EXERCISE DIRECTIONS: Tally up the lines that include "icon" and state that number by itself.

EXERCISE MATERIAL:

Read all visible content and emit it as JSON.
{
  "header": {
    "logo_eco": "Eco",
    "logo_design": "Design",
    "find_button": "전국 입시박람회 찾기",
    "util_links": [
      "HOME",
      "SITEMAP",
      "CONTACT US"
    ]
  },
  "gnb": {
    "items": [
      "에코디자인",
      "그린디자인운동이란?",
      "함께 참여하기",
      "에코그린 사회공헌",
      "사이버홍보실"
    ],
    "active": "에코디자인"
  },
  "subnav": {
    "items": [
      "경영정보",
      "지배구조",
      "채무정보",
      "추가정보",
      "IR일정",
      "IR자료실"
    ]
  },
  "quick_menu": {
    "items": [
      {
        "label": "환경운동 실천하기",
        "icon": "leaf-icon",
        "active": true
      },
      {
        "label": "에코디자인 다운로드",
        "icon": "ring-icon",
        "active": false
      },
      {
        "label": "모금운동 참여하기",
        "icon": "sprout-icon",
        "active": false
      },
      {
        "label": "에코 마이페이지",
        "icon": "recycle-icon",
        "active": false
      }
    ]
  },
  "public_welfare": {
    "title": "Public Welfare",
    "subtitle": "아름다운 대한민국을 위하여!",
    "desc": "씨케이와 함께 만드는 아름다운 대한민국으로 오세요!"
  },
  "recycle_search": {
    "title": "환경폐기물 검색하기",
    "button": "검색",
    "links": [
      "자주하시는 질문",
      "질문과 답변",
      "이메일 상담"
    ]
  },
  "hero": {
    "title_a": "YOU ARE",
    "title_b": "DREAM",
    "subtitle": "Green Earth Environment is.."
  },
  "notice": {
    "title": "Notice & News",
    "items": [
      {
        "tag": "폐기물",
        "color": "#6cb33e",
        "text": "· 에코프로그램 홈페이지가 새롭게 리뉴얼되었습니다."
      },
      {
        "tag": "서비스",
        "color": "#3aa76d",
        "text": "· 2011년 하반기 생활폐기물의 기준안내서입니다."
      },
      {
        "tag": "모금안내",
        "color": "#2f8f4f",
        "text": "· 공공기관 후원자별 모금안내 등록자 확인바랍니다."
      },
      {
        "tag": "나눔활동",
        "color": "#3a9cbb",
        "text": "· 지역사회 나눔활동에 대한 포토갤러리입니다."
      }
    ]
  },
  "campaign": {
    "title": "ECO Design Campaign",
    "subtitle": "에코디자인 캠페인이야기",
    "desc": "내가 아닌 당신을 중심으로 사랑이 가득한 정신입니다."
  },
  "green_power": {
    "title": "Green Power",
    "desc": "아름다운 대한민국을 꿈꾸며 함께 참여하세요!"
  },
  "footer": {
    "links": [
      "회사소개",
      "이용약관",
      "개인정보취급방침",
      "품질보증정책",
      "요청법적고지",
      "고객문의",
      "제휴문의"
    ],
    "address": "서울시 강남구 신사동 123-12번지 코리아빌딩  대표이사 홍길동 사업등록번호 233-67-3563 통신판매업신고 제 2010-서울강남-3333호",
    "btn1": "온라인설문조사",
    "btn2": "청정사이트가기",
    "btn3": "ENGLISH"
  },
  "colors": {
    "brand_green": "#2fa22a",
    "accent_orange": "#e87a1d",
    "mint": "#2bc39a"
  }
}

TASK ANSWER: 4